◆ **WHAT IS ASKED**
Exclude all pictures, then copy each of the records exactly as written.

[Dataset rows]
══════

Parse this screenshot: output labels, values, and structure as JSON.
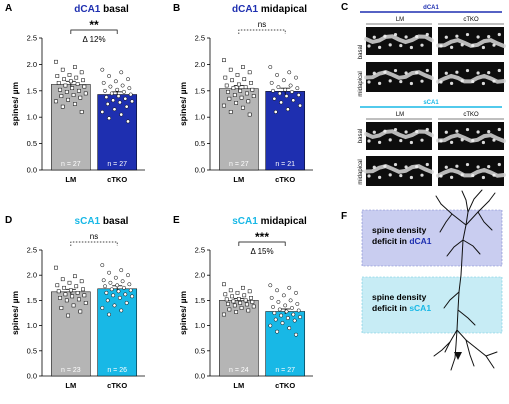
{
  "colors": {
    "dCA1": "#1e2fb0",
    "sCA1": "#18b8e6",
    "LM": "#b5b5b5",
    "dCA1_box": "#c9cdf0",
    "sCA1_box": "#c7ecf5"
  },
  "chart_data": [
    {
      "panel": "A",
      "type": "bar",
      "title_region": "dCA1",
      "title_layer": "basal",
      "title_color": "#1e2fb0",
      "ylabel": "spines/ µm",
      "ylim": [
        0,
        2.5
      ],
      "yticks": [
        "0.0",
        "0.5",
        "1.0",
        "1.5",
        "2.0",
        "2.5"
      ],
      "categories": [
        "LM",
        "cTKO"
      ],
      "values": [
        1.62,
        1.43
      ],
      "errors": [
        0.06,
        0.05
      ],
      "n_labels": [
        "n = 27",
        "n = 27"
      ],
      "bar_colors": [
        "#b5b5b5",
        "#1e2fb0"
      ],
      "points": [
        [
          2.05,
          1.95,
          1.9,
          1.85,
          1.8,
          1.78,
          1.75,
          1.72,
          1.7,
          1.68,
          1.65,
          1.63,
          1.6,
          1.58,
          1.55,
          1.52,
          1.5,
          1.48,
          1.45,
          1.42,
          1.4,
          1.37,
          1.33,
          1.3,
          1.25,
          1.2,
          1.1
        ],
        [
          1.9,
          1.85,
          1.78,
          1.72,
          1.68,
          1.65,
          1.6,
          1.58,
          1.55,
          1.52,
          1.5,
          1.48,
          1.45,
          1.43,
          1.4,
          1.38,
          1.35,
          1.32,
          1.3,
          1.28,
          1.25,
          1.2,
          1.15,
          1.1,
          1.05,
          0.98,
          0.92
        ]
      ],
      "significance": "**",
      "delta": "Δ 12%"
    },
    {
      "panel": "B",
      "type": "bar",
      "title_region": "dCA1",
      "title_layer": "midapical",
      "title_color": "#1e2fb0",
      "ylabel": "spines/ µm",
      "ylim": [
        0,
        2.5
      ],
      "yticks": [
        "0.0",
        "0.5",
        "1.0",
        "1.5",
        "2.0",
        "2.5"
      ],
      "categories": [
        "LM",
        "cTKO"
      ],
      "values": [
        1.54,
        1.49
      ],
      "errors": [
        0.06,
        0.06
      ],
      "n_labels": [
        "n = 27",
        "n = 21"
      ],
      "bar_colors": [
        "#b5b5b5",
        "#1e2fb0"
      ],
      "points": [
        [
          2.08,
          1.95,
          1.9,
          1.85,
          1.8,
          1.75,
          1.72,
          1.7,
          1.65,
          1.62,
          1.6,
          1.57,
          1.55,
          1.52,
          1.5,
          1.48,
          1.45,
          1.42,
          1.4,
          1.37,
          1.35,
          1.3,
          1.27,
          1.22,
          1.18,
          1.1,
          1.05
        ],
        [
          1.95,
          1.85,
          1.8,
          1.75,
          1.7,
          1.65,
          1.6,
          1.57,
          1.55,
          1.52,
          1.5,
          1.48,
          1.45,
          1.42,
          1.4,
          1.35,
          1.32,
          1.28,
          1.22,
          1.15,
          1.1
        ]
      ],
      "significance": "ns",
      "delta": ""
    },
    {
      "panel": "D",
      "type": "bar",
      "title_region": "sCA1",
      "title_layer": "basal",
      "title_color": "#18b8e6",
      "ylabel": "spines/ µm",
      "ylim": [
        0,
        2.5
      ],
      "yticks": [
        "0.0",
        "0.5",
        "1.0",
        "1.5",
        "2.0",
        "2.5"
      ],
      "categories": [
        "LM",
        "cTKO"
      ],
      "values": [
        1.67,
        1.73
      ],
      "errors": [
        0.05,
        0.06
      ],
      "n_labels": [
        "n = 23",
        "n = 26"
      ],
      "bar_colors": [
        "#b5b5b5",
        "#18b8e6"
      ],
      "points": [
        [
          2.15,
          1.98,
          1.92,
          1.88,
          1.85,
          1.8,
          1.78,
          1.75,
          1.72,
          1.7,
          1.68,
          1.65,
          1.62,
          1.6,
          1.58,
          1.55,
          1.52,
          1.5,
          1.45,
          1.4,
          1.35,
          1.28,
          1.2
        ],
        [
          2.2,
          2.1,
          2.05,
          2.0,
          1.95,
          1.9,
          1.88,
          1.85,
          1.82,
          1.8,
          1.78,
          1.75,
          1.72,
          1.7,
          1.68,
          1.65,
          1.62,
          1.6,
          1.58,
          1.55,
          1.5,
          1.45,
          1.4,
          1.35,
          1.3,
          1.22
        ]
      ],
      "significance": "ns",
      "delta": ""
    },
    {
      "panel": "E",
      "type": "bar",
      "title_region": "sCA1",
      "title_layer": "midapical",
      "title_color": "#18b8e6",
      "ylabel": "spines/ µm",
      "ylim": [
        0,
        2.5
      ],
      "yticks": [
        "0.0",
        "0.5",
        "1.0",
        "1.5",
        "2.0",
        "2.5"
      ],
      "categories": [
        "LM",
        "cTKO"
      ],
      "values": [
        1.5,
        1.28
      ],
      "errors": [
        0.04,
        0.05
      ],
      "n_labels": [
        "n = 24",
        "n = 27"
      ],
      "bar_colors": [
        "#b5b5b5",
        "#18b8e6"
      ],
      "points": [
        [
          1.82,
          1.75,
          1.7,
          1.68,
          1.65,
          1.62,
          1.6,
          1.58,
          1.55,
          1.53,
          1.52,
          1.5,
          1.48,
          1.47,
          1.45,
          1.43,
          1.42,
          1.4,
          1.38,
          1.35,
          1.32,
          1.3,
          1.27,
          1.22
        ],
        [
          1.8,
          1.75,
          1.7,
          1.65,
          1.6,
          1.55,
          1.5,
          1.47,
          1.43,
          1.4,
          1.37,
          1.35,
          1.32,
          1.3,
          1.28,
          1.25,
          1.22,
          1.2,
          1.17,
          1.15,
          1.12,
          1.1,
          1.05,
          1.0,
          0.95,
          0.88,
          0.82
        ]
      ],
      "significance": "***",
      "delta": "Δ 15%"
    }
  ],
  "panel_c": {
    "letter": "C",
    "top_header": "dCA1",
    "bottom_header": "sCA1",
    "col_labels": [
      "LM",
      "cTKO"
    ],
    "row_labels": [
      "basal",
      "midapical"
    ]
  },
  "panel_f": {
    "letter": "F",
    "box1_line1": "spine density",
    "box1_line2_prefix": "deficit in ",
    "box1_region": "dCA1",
    "box2_line1": "spine density",
    "box2_line2_prefix": "deficit in ",
    "box2_region": "sCA1"
  }
}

══════

◆ **FINAL RESULT**
Parse this screenshot: output labels, values, and structure as JSON.
{
  "colors": {
    "dCA1": "#1e2fb0",
    "sCA1": "#18b8e6",
    "LM": "#b5b5b5",
    "dCA1_box": "#c9cdf0",
    "sCA1_box": "#c7ecf5"
  },
  "chart_data": [
    {
      "panel": "A",
      "type": "bar",
      "title_region": "dCA1",
      "title_layer": "basal",
      "title_color": "#1e2fb0",
      "ylabel": "spines/ µm",
      "ylim": [
        0,
        2.5
      ],
      "yticks": [
        "0.0",
        "0.5",
        "1.0",
        "1.5",
        "2.0",
        "2.5"
      ],
      "categories": [
        "LM",
        "cTKO"
      ],
      "values": [
        1.62,
        1.43
      ],
      "errors": [
        0.06,
        0.05
      ],
      "n_labels": [
        "n = 27",
        "n = 27"
      ],
      "bar_colors": [
        "#b5b5b5",
        "#1e2fb0"
      ],
      "points": [
        [
          2.05,
          1.95,
          1.9,
          1.85,
          1.8,
          1.78,
          1.75,
          1.72,
          1.7,
          1.68,
          1.65,
          1.63,
          1.6,
          1.58,
          1.55,
          1.52,
          1.5,
          1.48,
          1.45,
          1.42,
          1.4,
          1.37,
          1.33,
          1.3,
          1.25,
          1.2,
          1.1
        ],
        [
          1.9,
          1.85,
          1.78,
          1.72,
          1.68,
          1.65,
          1.6,
          1.58,
          1.55,
          1.52,
          1.5,
          1.48,
          1.45,
          1.43,
          1.4,
          1.38,
          1.35,
          1.32,
          1.3,
          1.28,
          1.25,
          1.2,
          1.15,
          1.1,
          1.05,
          0.98,
          0.92
        ]
      ],
      "significance": "**",
      "delta": "Δ 12%"
    },
    {
      "panel": "B",
      "type": "bar",
      "title_region": "dCA1",
      "title_layer": "midapical",
      "title_color": "#1e2fb0",
      "ylabel": "spines/ µm",
      "ylim": [
        0,
        2.5
      ],
      "yticks": [
        "0.0",
        "0.5",
        "1.0",
        "1.5",
        "2.0",
        "2.5"
      ],
      "categories": [
        "LM",
        "cTKO"
      ],
      "values": [
        1.54,
        1.49
      ],
      "errors": [
        0.06,
        0.06
      ],
      "n_labels": [
        "n = 27",
        "n = 21"
      ],
      "bar_colors": [
        "#b5b5b5",
        "#1e2fb0"
      ],
      "points": [
        [
          2.08,
          1.95,
          1.9,
          1.85,
          1.8,
          1.75,
          1.72,
          1.7,
          1.65,
          1.62,
          1.6,
          1.57,
          1.55,
          1.52,
          1.5,
          1.48,
          1.45,
          1.42,
          1.4,
          1.37,
          1.35,
          1.3,
          1.27,
          1.22,
          1.18,
          1.1,
          1.05
        ],
        [
          1.95,
          1.85,
          1.8,
          1.75,
          1.7,
          1.65,
          1.6,
          1.57,
          1.55,
          1.52,
          1.5,
          1.48,
          1.45,
          1.42,
          1.4,
          1.35,
          1.32,
          1.28,
          1.22,
          1.15,
          1.1
        ]
      ],
      "significance": "ns",
      "delta": ""
    },
    {
      "panel": "D",
      "type": "bar",
      "title_region": "sCA1",
      "title_layer": "basal",
      "title_color": "#18b8e6",
      "ylabel": "spines/ µm",
      "ylim": [
        0,
        2.5
      ],
      "yticks": [
        "0.0",
        "0.5",
        "1.0",
        "1.5",
        "2.0",
        "2.5"
      ],
      "categories": [
        "LM",
        "cTKO"
      ],
      "values": [
        1.67,
        1.73
      ],
      "errors": [
        0.05,
        0.06
      ],
      "n_labels": [
        "n = 23",
        "n = 26"
      ],
      "bar_colors": [
        "#b5b5b5",
        "#18b8e6"
      ],
      "points": [
        [
          2.15,
          1.98,
          1.92,
          1.88,
          1.85,
          1.8,
          1.78,
          1.75,
          1.72,
          1.7,
          1.68,
          1.65,
          1.62,
          1.6,
          1.58,
          1.55,
          1.52,
          1.5,
          1.45,
          1.4,
          1.35,
          1.28,
          1.2
        ],
        [
          2.2,
          2.1,
          2.05,
          2.0,
          1.95,
          1.9,
          1.88,
          1.85,
          1.82,
          1.8,
          1.78,
          1.75,
          1.72,
          1.7,
          1.68,
          1.65,
          1.62,
          1.6,
          1.58,
          1.55,
          1.5,
          1.45,
          1.4,
          1.35,
          1.3,
          1.22
        ]
      ],
      "significance": "ns",
      "delta": ""
    },
    {
      "panel": "E",
      "type": "bar",
      "title_region": "sCA1",
      "title_layer": "midapical",
      "title_color": "#18b8e6",
      "ylabel": "spines/ µm",
      "ylim": [
        0,
        2.5
      ],
      "yticks": [
        "0.0",
        "0.5",
        "1.0",
        "1.5",
        "2.0",
        "2.5"
      ],
      "categories": [
        "LM",
        "cTKO"
      ],
      "values": [
        1.5,
        1.28
      ],
      "errors": [
        0.04,
        0.05
      ],
      "n_labels": [
        "n = 24",
        "n = 27"
      ],
      "bar_colors": [
        "#b5b5b5",
        "#18b8e6"
      ],
      "points": [
        [
          1.82,
          1.75,
          1.7,
          1.68,
          1.65,
          1.62,
          1.6,
          1.58,
          1.55,
          1.53,
          1.52,
          1.5,
          1.48,
          1.47,
          1.45,
          1.43,
          1.42,
          1.4,
          1.38,
          1.35,
          1.32,
          1.3,
          1.27,
          1.22
        ],
        [
          1.8,
          1.75,
          1.7,
          1.65,
          1.6,
          1.55,
          1.5,
          1.47,
          1.43,
          1.4,
          1.37,
          1.35,
          1.32,
          1.3,
          1.28,
          1.25,
          1.22,
          1.2,
          1.17,
          1.15,
          1.12,
          1.1,
          1.05,
          1.0,
          0.95,
          0.88,
          0.82
        ]
      ],
      "significance": "***",
      "delta": "Δ 15%"
    }
  ],
  "panel_c": {
    "letter": "C",
    "top_header": "dCA1",
    "bottom_header": "sCA1",
    "col_labels": [
      "LM",
      "cTKO"
    ],
    "row_labels": [
      "basal",
      "midapical"
    ]
  },
  "panel_f": {
    "letter": "F",
    "box1_line1": "spine density",
    "box1_line2_prefix": "deficit in ",
    "box1_region": "dCA1",
    "box2_line1": "spine density",
    "box2_line2_prefix": "deficit in ",
    "box2_region": "sCA1"
  }
}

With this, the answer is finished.